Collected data
====
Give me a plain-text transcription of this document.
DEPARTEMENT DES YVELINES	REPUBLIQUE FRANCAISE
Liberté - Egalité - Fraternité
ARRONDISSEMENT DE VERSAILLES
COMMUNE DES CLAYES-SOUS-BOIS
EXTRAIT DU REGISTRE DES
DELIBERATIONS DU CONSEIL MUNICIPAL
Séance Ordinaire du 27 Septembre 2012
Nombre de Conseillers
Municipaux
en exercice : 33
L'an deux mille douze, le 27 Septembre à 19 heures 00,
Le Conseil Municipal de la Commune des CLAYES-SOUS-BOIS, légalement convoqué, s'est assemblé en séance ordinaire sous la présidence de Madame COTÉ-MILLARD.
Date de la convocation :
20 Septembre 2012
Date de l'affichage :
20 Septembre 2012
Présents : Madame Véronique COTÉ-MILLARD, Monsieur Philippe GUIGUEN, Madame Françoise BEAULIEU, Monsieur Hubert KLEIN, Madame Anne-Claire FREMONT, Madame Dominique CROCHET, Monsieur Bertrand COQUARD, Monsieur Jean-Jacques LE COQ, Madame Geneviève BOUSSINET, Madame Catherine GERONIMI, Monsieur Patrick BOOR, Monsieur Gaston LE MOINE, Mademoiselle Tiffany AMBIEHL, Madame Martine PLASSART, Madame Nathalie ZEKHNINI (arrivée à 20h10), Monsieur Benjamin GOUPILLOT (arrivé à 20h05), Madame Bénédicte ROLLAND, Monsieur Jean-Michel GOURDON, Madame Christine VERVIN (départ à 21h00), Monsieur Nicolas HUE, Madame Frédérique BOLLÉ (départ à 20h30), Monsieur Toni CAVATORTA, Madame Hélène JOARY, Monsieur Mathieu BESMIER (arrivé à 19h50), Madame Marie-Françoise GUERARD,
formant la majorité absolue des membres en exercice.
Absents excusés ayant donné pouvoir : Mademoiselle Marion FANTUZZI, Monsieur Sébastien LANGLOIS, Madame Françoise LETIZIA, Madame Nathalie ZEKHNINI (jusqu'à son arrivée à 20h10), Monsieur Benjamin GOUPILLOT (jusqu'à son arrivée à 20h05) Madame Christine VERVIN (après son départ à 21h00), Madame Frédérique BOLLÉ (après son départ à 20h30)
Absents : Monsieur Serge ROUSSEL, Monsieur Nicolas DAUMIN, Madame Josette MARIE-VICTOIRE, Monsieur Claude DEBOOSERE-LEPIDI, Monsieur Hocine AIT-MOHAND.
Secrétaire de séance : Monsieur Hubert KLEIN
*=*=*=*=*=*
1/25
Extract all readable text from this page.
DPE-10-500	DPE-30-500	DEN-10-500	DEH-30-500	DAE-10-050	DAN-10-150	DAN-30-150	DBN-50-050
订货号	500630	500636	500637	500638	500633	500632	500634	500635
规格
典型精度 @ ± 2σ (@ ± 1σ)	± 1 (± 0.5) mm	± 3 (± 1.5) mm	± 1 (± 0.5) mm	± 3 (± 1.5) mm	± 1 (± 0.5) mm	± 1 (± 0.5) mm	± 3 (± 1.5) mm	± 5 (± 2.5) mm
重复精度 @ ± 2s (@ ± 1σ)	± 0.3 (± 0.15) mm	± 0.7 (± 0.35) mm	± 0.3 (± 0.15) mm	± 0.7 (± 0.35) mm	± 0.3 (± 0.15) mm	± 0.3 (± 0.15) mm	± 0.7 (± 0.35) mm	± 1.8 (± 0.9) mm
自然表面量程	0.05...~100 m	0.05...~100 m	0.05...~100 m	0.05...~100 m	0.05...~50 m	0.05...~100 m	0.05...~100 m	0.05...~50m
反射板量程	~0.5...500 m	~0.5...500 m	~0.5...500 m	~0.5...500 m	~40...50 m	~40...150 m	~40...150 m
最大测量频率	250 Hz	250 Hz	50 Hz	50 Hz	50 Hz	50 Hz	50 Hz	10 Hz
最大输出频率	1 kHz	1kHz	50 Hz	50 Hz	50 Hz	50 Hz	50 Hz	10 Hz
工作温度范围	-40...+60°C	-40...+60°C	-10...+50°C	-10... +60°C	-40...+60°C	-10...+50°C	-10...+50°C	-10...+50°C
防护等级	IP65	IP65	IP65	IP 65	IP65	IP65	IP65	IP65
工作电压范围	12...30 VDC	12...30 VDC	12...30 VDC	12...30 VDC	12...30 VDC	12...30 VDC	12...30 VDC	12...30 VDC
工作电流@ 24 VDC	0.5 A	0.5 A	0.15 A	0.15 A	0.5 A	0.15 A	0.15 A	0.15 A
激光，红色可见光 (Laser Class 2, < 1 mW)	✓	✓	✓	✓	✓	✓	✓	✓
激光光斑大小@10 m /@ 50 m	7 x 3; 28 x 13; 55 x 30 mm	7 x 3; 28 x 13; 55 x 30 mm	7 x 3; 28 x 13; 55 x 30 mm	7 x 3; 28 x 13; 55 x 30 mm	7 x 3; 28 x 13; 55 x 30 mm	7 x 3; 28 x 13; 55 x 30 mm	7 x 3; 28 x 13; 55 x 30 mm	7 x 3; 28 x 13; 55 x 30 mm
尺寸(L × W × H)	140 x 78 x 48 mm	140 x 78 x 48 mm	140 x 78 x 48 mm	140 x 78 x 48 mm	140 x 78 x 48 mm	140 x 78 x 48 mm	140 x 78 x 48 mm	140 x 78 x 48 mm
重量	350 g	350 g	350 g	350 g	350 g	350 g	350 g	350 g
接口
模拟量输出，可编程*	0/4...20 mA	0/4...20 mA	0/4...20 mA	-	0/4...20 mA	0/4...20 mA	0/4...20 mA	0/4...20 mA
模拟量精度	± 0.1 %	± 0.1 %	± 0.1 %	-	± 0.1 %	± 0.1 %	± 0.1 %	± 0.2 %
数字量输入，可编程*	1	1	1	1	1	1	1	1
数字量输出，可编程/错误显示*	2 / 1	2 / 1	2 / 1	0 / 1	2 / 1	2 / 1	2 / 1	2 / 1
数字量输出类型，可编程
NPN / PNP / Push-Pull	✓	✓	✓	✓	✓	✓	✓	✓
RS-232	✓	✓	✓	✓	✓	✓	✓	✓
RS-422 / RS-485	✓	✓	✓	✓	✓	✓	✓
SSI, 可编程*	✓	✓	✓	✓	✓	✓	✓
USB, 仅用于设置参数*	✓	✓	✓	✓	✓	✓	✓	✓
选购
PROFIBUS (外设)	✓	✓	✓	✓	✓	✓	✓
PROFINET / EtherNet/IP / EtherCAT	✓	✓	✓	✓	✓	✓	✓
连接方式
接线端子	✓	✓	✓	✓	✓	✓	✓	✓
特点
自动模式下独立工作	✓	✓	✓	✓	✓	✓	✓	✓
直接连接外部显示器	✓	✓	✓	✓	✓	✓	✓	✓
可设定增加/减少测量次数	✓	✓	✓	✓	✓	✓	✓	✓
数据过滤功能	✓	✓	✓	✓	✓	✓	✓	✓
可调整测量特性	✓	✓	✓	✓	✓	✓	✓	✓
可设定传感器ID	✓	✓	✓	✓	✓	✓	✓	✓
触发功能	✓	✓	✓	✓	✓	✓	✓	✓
====
**The request**
Repeat the data precisely, reproducing every entry.

**Solution to the exercise**
Give me a plain-text transcription of this document.
DEPARTEMENT DES YVELINES	REPUBLIQUE FRANCAISE
Liberté - Egalité - Fraternité
ARRONDISSEMENT DE VERSAILLES
COMMUNE DES CLAYES-SOUS-BOIS
EXTRAIT DU REGISTRE DES
DELIBERATIONS DU CONSEIL MUNICIPAL
Séance Ordinaire du 27 Septembre 2012
Nombre de Conseillers
Municipaux
en exercice : 33
L'an deux mille douze, le 27 Septembre à 19 heures 00,
Le Conseil Municipal de la Commune des CLAYES-SOUS-BOIS, légalement convoqué, s'est assemblé en séance ordinaire sous la présidence de Madame COTÉ-MILLARD.
Date de la convocation :
20 Septembre 2012
Date de l'affichage :
20 Septembre 2012
Présents : Madame Véronique COTÉ-MILLARD, Monsieur Philippe GUIGUEN, Madame Françoise BEAULIEU, Monsieur Hubert KLEIN, Madame Anne-Claire FREMONT, Madame Dominique CROCHET, Monsieur Bertrand COQUARD, Monsieur Jean-Jacques LE COQ, Madame Geneviève BOUSSINET, Madame Catherine GERONIMI, Monsieur Patrick BOOR, Monsieur Gaston LE MOINE, Mademoiselle Tiffany AMBIEHL, Madame Martine PLASSART, Madame Nathalie ZEKHNINI (arrivée à 20h10), Monsieur Benjamin GOUPILLOT (arrivé à 20h05), Madame Bénédicte ROLLAND, Monsieur Jean-Michel GOURDON, Madame Christine VERVIN (départ à 21h00), Monsieur Nicolas HUE, Madame Frédérique BOLLÉ (départ à 20h30), Monsieur Toni CAVATORTA, Madame Hélène JOARY, Monsieur Mathieu BESMIER (arrivé à 19h50), Madame Marie-Françoise GUERARD,
formant la majorité absolue des membres en exercice.
Absents excusés ayant donné pouvoir : Mademoiselle Marion FANTUZZI, Monsieur Sébastien LANGLOIS, Madame Françoise LETIZIA, Madame Nathalie ZEKHNINI (jusqu'à son arrivée à 20h10), Monsieur Benjamin GOUPILLOT (jusqu'à son arrivée à 20h05) Madame Christine VERVIN (après son départ à 21h00), Madame Frédérique BOLLÉ (après son départ à 20h30)
Absents : Monsieur Serge ROUSSEL, Monsieur Nicolas DAUMIN, Madame Josette MARIE-VICTOIRE, Monsieur Claude DEBOOSERE-LEPIDI, Monsieur Hocine AIT-MOHAND.
Secrétaire de séance : Monsieur Hubert KLEIN
*=*=*=*=*=*
1/25
Extract all readable text from this page.
DPE-10-500	DPE-30-500	DEN-10-500	DEH-30-500	DAE-10-050	DAN-10-150	DAN-30-150	DBN-50-050
订货号	500630	500636	500637	500638	500633	500632	500634	500635
规格
典型精度 @ ± 2σ (@ ± 1σ)	± 1 (± 0.5) mm	± 3 (± 1.5) mm	± 1 (± 0.5) mm	± 3 (± 1.5) mm	± 1 (± 0.5) mm	± 1 (± 0.5) mm	± 3 (± 1.5) mm	± 5 (± 2.5) mm
重复精度 @ ± 2s (@ ± 1σ)	± 0.3 (± 0.15) mm	± 0.7 (± 0.35) mm	± 0.3 (± 0.15) mm	± 0.7 (± 0.35) mm	± 0.3 (± 0.15) mm	± 0.3 (± 0.15) mm	± 0.7 (± 0.35) mm	± 1.8 (± 0.9) mm
自然表面量程	0.05...~100 m	0.05...~100 m	0.05...~100 m	0.05...~100 m	0.05...~50 m	0.05...~100 m	0.05...~100 m	0.05...~50m
反射板量程	~0.5...500 m	~0.5...500 m	~0.5...500 m	~0.5...500 m	~40...50 m	~40...150 m	~40...150 m
最大测量频率	250 Hz	250 Hz	50 Hz	50 Hz	50 Hz	50 Hz	50 Hz	10 Hz
最大输出频率	1 kHz	1kHz	50 Hz	50 Hz	50 Hz	50 Hz	50 Hz	10 Hz
工作温度范围	-40...+60°C	-40...+60°C	-10...+50°C	-10... +60°C	-40...+60°C	-10...+50°C	-10...+50°C	-10...+50°C
防护等级	IP65	IP65	IP65	IP 65	IP65	IP65	IP65	IP65
工作电压范围	12...30 VDC	12...30 VDC	12...30 VDC	12...30 VDC	12...30 VDC	12...30 VDC	12...30 VDC	12...30 VDC
工作电流@ 24 VDC	0.5 A	0.5 A	0.15 A	0.15 A	0.5 A	0.15 A	0.15 A	0.15 A
激光，红色可见光 (Laser Class 2, < 1 mW)	✓	✓	✓	✓	✓	✓	✓	✓
激光光斑大小@10 m /@ 50 m	7 x 3; 28 x 13; 55 x 30 mm	7 x 3; 28 x 13; 55 x 30 mm	7 x 3; 28 x 13; 55 x 30 mm	7 x 3; 28 x 13; 55 x 30 mm	7 x 3; 28 x 13; 55 x 30 mm	7 x 3; 28 x 13; 55 x 30 mm	7 x 3; 28 x 13; 55 x 30 mm	7 x 3; 28 x 13; 55 x 30 mm
尺寸(L × W × H)	140 x 78 x 48 mm	140 x 78 x 48 mm	140 x 78 x 48 mm	140 x 78 x 48 mm	140 x 78 x 48 mm	140 x 78 x 48 mm	140 x 78 x 48 mm	140 x 78 x 48 mm
重量	350 g	350 g	350 g	350 g	350 g	350 g	350 g	350 g
接口
模拟量输出，可编程*	0/4...20 mA	0/4...20 mA	0/4...20 mA	-	0/4...20 mA	0/4...20 mA	0/4...20 mA	0/4...20 mA
模拟量精度	± 0.1 %	± 0.1 %	± 0.1 %	-	± 0.1 %	± 0.1 %	± 0.1 %	± 0.2 %
数字量输入，可编程*	1	1	1	1	1	1	1	1
数字量输出，可编程/错误显示*	2 / 1	2 / 1	2 / 1	0 / 1	2 / 1	2 / 1	2 / 1	2 / 1
数字量输出类型，可编程
NPN / PNP / Push-Pull	✓	✓	✓	✓	✓	✓	✓	✓
RS-232	✓	✓	✓	✓	✓	✓	✓	✓
RS-422 / RS-485	✓	✓	✓	✓	✓	✓	✓
SSI, 可编程*	✓	✓	✓	✓	✓	✓	✓
USB, 仅用于设置参数*	✓	✓	✓	✓	✓	✓	✓	✓
选购
PROFIBUS (外设)	✓	✓	✓	✓	✓	✓	✓
PROFINET / EtherNet/IP / EtherCAT	✓	✓	✓	✓	✓	✓	✓
连接方式
接线端子	✓	✓	✓	✓	✓	✓	✓	✓
特点
自动模式下独立工作	✓	✓	✓	✓	✓	✓	✓	✓
直接连接外部显示器	✓	✓	✓	✓	✓	✓	✓	✓
可设定增加/减少测量次数	✓	✓	✓	✓	✓	✓	✓	✓
数据过滤功能	✓	✓	✓	✓	✓	✓	✓	✓
可调整测量特性	✓	✓	✓	✓	✓	✓	✓	✓
可设定传感器ID	✓	✓	✓	✓	✓	✓	✓	✓
触发功能	✓	✓	✓	✓	✓	✓	✓	✓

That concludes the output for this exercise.